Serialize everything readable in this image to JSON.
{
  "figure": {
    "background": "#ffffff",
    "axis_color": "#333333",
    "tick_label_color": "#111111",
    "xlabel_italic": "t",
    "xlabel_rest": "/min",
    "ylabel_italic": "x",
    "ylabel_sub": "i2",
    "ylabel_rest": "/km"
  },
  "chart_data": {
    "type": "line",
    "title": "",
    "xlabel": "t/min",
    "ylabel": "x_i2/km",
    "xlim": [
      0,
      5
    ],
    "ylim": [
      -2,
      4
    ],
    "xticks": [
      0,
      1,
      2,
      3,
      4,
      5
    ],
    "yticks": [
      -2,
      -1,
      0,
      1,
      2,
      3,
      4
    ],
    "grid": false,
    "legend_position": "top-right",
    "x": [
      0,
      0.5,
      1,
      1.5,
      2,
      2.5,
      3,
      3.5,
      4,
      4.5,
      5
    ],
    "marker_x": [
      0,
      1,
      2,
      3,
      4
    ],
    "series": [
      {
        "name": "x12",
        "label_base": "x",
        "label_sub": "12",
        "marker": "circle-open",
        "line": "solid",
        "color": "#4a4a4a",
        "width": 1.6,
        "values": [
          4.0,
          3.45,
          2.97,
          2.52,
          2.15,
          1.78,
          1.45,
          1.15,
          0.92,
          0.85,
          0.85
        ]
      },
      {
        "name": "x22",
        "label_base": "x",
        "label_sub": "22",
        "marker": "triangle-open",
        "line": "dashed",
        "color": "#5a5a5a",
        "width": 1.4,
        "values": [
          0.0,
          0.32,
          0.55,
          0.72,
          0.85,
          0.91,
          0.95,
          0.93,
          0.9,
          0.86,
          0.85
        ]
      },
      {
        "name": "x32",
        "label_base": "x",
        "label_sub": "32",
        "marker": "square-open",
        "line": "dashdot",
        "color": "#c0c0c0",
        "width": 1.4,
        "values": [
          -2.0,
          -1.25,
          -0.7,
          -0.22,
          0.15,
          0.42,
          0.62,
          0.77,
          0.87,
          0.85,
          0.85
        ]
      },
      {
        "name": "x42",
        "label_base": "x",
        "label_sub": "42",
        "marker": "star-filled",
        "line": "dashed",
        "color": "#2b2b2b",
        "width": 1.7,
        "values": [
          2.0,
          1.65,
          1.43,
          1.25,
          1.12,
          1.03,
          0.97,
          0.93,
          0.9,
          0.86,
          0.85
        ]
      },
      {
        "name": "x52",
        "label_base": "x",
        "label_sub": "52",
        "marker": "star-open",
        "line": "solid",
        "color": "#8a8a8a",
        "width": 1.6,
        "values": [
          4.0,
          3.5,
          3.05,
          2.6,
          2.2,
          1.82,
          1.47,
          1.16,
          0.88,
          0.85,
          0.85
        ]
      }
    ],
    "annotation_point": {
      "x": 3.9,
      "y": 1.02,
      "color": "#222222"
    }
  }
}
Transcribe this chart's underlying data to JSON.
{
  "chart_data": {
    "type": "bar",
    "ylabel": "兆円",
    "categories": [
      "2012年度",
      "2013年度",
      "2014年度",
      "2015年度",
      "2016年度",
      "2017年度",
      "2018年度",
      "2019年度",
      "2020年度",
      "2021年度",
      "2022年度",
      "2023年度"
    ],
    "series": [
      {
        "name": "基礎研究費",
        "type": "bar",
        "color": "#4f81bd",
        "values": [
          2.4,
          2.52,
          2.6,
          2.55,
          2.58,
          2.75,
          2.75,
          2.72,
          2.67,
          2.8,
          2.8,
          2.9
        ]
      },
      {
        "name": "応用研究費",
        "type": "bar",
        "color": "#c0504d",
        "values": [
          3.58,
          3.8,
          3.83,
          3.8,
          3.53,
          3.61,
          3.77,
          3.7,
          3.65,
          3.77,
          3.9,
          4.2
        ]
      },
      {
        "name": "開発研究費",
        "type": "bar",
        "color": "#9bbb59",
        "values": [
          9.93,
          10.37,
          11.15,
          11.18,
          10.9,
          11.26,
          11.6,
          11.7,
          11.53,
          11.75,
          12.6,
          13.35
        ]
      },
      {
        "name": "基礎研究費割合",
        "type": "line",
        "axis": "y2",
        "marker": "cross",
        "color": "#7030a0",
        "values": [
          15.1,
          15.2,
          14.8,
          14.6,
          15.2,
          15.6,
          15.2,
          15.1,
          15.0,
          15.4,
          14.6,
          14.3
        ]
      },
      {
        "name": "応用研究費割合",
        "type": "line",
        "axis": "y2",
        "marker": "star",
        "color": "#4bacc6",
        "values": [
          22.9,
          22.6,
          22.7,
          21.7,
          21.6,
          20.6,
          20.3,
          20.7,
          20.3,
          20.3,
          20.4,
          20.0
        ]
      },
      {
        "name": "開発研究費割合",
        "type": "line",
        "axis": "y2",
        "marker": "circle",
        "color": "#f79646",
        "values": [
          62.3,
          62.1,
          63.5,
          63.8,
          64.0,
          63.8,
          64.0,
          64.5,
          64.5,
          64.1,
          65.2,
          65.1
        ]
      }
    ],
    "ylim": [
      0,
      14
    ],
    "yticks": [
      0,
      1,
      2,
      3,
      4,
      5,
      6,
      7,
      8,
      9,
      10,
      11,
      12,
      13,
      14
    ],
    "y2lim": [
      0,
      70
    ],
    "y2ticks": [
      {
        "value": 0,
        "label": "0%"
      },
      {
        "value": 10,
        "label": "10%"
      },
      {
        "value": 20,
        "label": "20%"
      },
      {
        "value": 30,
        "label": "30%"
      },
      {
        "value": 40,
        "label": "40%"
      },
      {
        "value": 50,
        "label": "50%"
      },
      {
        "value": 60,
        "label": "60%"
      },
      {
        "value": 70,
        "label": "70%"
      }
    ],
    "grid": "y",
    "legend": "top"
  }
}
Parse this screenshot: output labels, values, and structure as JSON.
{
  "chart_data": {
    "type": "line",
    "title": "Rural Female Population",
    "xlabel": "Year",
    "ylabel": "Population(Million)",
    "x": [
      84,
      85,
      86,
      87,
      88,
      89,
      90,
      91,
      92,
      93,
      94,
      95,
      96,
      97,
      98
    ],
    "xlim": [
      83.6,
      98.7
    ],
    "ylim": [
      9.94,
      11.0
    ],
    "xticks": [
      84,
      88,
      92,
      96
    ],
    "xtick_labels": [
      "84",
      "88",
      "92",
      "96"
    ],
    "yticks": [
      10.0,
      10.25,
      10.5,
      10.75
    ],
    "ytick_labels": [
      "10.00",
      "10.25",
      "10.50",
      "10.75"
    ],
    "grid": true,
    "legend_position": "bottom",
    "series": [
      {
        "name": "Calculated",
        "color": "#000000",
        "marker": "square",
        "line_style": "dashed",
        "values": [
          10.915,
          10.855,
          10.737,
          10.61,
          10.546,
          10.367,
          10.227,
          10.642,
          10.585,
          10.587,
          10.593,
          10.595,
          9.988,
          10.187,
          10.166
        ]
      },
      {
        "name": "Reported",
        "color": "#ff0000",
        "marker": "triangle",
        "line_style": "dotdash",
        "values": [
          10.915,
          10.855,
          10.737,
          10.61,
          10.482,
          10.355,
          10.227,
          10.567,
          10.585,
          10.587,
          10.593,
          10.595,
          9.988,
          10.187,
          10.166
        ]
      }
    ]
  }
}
-=-=-=-=-
_Given exercise_. Your task is to transcribe the material exactly.

_Written response_.
Serialize everything readable in this image to JSON.
{
  "figure": {
    "background": "#ffffff",
    "axis_color": "#333333",
    "tick_label_color": "#111111",
    "xlabel_italic": "t",
    "xlabel_rest": "/min",
    "ylabel_italic": "x",
    "ylabel_sub": "i2",
    "ylabel_rest": "/km"
  },
  "chart_data": {
    "type": "line",
    "title": "",
    "xlabel": "t/min",
    "ylabel": "x_i2/km",
    "xlim": [
      0,
      5
    ],
    "ylim": [
      -2,
      4
    ],
    "xticks": [
      0,
      1,
      2,
      3,
      4,
      5
    ],
    "yticks": [
      -2,
      -1,
      0,
      1,
      2,
      3,
      4
    ],
    "grid": false,
    "legend_position": "top-right",
    "x": [
      0,
      0.5,
      1,
      1.5,
      2,
      2.5,
      3,
      3.5,
      4,
      4.5,
      5
    ],
    "marker_x": [
      0,
      1,
      2,
      3,
      4
    ],
    "series": [
      {
        "name": "x12",
        "label_base": "x",
        "label_sub": "12",
        "marker": "circle-open",
        "line": "solid",
        "color": "#4a4a4a",
        "width": 1.6,
        "values": [
          4.0,
          3.45,
          2.97,
          2.52,
          2.15,
          1.78,
          1.45,
          1.15,
          0.92,
          0.85,
          0.85
        ]
      },
      {
        "name": "x22",
        "label_base": "x",
        "label_sub": "22",
        "marker": "triangle-open",
        "line": "dashed",
        "color": "#5a5a5a",
        "width": 1.4,
        "values": [
          0.0,
          0.32,
          0.55,
          0.72,
          0.85,
          0.91,
          0.95,
          0.93,
          0.9,
          0.86,
          0.85
        ]
      },
      {
        "name": "x32",
        "label_base": "x",
        "label_sub": "32",
        "marker": "square-open",
        "line": "dashdot",
        "color": "#c0c0c0",
        "width": 1.4,
        "values": [
          -2.0,
          -1.25,
          -0.7,
          -0.22,
          0.15,
          0.42,
          0.62,
          0.77,
          0.87,
          0.85,
          0.85
        ]
      },
      {
        "name": "x42",
        "label_base": "x",
        "label_sub": "42",
        "marker": "star-filled",
        "line": "dashed",
        "color": "#2b2b2b",
        "width": 1.7,
        "values": [
          2.0,
          1.65,
          1.43,
          1.25,
          1.12,
          1.03,
          0.97,
          0.93,
          0.9,
          0.86,
          0.85
        ]
      },
      {
        "name": "x52",
        "label_base": "x",
        "label_sub": "52",
        "marker": "star-open",
        "line": "solid",
        "color": "#8a8a8a",
        "width": 1.6,
        "values": [
          4.0,
          3.5,
          3.05,
          2.6,
          2.2,
          1.82,
          1.47,
          1.16,
          0.88,
          0.85,
          0.85
        ]
      }
    ],
    "annotation_point": {
      "x": 3.9,
      "y": 1.02,
      "color": "#222222"
    }
  }
}
Transcribe this chart's underlying data to JSON.
{
  "chart_data": {
    "type": "bar",
    "ylabel": "兆円",
    "categories": [
      "2012年度",
      "2013年度",
      "2014年度",
      "2015年度",
      "2016年度",
      "2017年度",
      "2018年度",
      "2019年度",
      "2020年度",
      "2021年度",
      "2022年度",
      "2023年度"
    ],
    "series": [
      {
        "name": "基礎研究費",
        "type": "bar",
        "color": "#4f81bd",
        "values": [
          2.4,
          2.52,
          2.6,
          2.55,
          2.58,
          2.75,
          2.75,
          2.72,
          2.67,
          2.8,
          2.8,
          2.9
        ]
      },
      {
        "name": "応用研究費",
        "type": "bar",
        "color": "#c0504d",
        "values": [
          3.58,
          3.8,
          3.83,
          3.8,
          3.53,
          3.61,
          3.77,
          3.7,
          3.65,
          3.77,
          3.9,
          4.2
        ]
      },
      {
        "name": "開発研究費",
        "type": "bar",
        "color": "#9bbb59",
        "values": [
          9.93,
          10.37,
          11.15,
          11.18,
          10.9,
          11.26,
          11.6,
          11.7,
          11.53,
          11.75,
          12.6,
          13.35
        ]
      },
      {
        "name": "基礎研究費割合",
        "type": "line",
        "axis": "y2",
        "marker": "cross",
        "color": "#7030a0",
        "values": [
          15.1,
          15.2,
          14.8,
          14.6,
          15.2,
          15.6,
          15.2,
          15.1,
          15.0,
          15.4,
          14.6,
          14.3
        ]
      },
      {
        "name": "応用研究費割合",
        "type": "line",
        "axis": "y2",
        "marker": "star",
        "color": "#4bacc6",
        "values": [
          22.9,
          22.6,
          22.7,
          21.7,
          21.6,
          20.6,
          20.3,
          20.7,
          20.3,
          20.3,
          20.4,
          20.0
        ]
      },
      {
        "name": "開発研究費割合",
        "type": "line",
        "axis": "y2",
        "marker": "circle",
        "color": "#f79646",
        "values": [
          62.3,
          62.1,
          63.5,
          63.8,
          64.0,
          63.8,
          64.0,
          64.5,
          64.5,
          64.1,
          65.2,
          65.1
        ]
      }
    ],
    "ylim": [
      0,
      14
    ],
    "yticks": [
      0,
      1,
      2,
      3,
      4,
      5,
      6,
      7,
      8,
      9,
      10,
      11,
      12,
      13,
      14
    ],
    "y2lim": [
      0,
      70
    ],
    "y2ticks": [
      {
        "value": 0,
        "label": "0%"
      },
      {
        "value": 10,
        "label": "10%"
      },
      {
        "value": 20,
        "label": "20%"
      },
      {
        "value": 30,
        "label": "30%"
      },
      {
        "value": 40,
        "label": "40%"
      },
      {
        "value": 50,
        "label": "50%"
      },
      {
        "value": 60,
        "label": "60%"
      },
      {
        "value": 70,
        "label": "70%"
      }
    ],
    "grid": "y",
    "legend": "top"
  }
}
Parse this screenshot: output labels, values, and structure as JSON.
{
  "chart_data": {
    "type": "line",
    "title": "Rural Female Population",
    "xlabel": "Year",
    "ylabel": "Population(Million)",
    "x": [
      84,
      85,
      86,
      87,
      88,
      89,
      90,
      91,
      92,
      93,
      94,
      95,
      96,
      97,
      98
    ],
    "xlim": [
      83.6,
      98.7
    ],
    "ylim": [
      9.94,
      11.0
    ],
    "xticks": [
      84,
      88,
      92,
      96
    ],
    "xtick_labels": [
      "84",
      "88",
      "92",
      "96"
    ],
    "yticks": [
      10.0,
      10.25,
      10.5,
      10.75
    ],
    "ytick_labels": [
      "10.00",
      "10.25",
      "10.50",
      "10.75"
    ],
    "grid": true,
    "legend_position": "bottom",
    "series": [
      {
        "name": "Calculated",
        "color": "#000000",
        "marker": "square",
        "line_style": "dashed",
        "values": [
          10.915,
          10.855,
          10.737,
          10.61,
          10.546,
          10.367,
          10.227,
          10.642,
          10.585,
          10.587,
          10.593,
          10.595,
          9.988,
          10.187,
          10.166
        ]
      },
      {
        "name": "Reported",
        "color": "#ff0000",
        "marker": "triangle",
        "line_style": "dotdash",
        "values": [
          10.915,
          10.855,
          10.737,
          10.61,
          10.482,
          10.355,
          10.227,
          10.567,
          10.585,
          10.587,
          10.593,
          10.595,
          9.988,
          10.187,
          10.166
        ]
      }
    ]
  }
}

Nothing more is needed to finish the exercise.